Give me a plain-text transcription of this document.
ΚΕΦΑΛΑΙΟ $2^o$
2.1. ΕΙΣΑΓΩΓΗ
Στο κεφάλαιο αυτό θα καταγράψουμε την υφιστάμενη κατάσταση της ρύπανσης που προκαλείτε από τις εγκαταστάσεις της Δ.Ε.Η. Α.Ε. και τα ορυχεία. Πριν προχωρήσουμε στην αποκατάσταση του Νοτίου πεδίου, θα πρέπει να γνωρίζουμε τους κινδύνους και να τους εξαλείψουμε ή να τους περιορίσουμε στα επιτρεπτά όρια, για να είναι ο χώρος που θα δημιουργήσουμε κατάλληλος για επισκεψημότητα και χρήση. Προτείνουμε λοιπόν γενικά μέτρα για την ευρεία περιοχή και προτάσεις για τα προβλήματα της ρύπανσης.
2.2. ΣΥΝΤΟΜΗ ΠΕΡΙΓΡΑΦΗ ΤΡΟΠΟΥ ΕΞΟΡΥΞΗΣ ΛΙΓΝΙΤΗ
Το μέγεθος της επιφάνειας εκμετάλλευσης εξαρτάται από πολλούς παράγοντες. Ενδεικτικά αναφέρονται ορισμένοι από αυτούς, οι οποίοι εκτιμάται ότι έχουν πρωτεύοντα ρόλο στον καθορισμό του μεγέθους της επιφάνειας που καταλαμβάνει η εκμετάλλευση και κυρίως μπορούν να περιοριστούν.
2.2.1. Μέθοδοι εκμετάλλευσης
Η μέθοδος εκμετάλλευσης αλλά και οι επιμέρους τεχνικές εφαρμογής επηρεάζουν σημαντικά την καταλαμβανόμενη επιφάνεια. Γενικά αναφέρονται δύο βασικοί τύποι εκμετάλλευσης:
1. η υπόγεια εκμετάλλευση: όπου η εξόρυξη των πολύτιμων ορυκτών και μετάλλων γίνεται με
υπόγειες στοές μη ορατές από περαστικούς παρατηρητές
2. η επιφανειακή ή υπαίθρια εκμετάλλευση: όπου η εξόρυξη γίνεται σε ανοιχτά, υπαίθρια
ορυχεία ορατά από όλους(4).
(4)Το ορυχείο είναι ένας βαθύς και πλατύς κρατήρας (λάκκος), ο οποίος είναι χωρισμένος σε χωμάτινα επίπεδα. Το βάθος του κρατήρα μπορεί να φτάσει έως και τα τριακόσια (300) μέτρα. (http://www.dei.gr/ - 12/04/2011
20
____
#### [Do this]
Look through the data above. Each line containing the word "γίνεται" needs to be copied.

#### [Complete answer]
1. η υπόγεια εκμετάλλευση: όπου η εξόρυξη των πολύτιμων ορυκτών και μετάλλων γίνεται με
2. η επιφανειακή ή υπαίθρια εκμετάλλευση: όπου η εξόρυξη γίνεται σε ανοιχτά, υπαίθρια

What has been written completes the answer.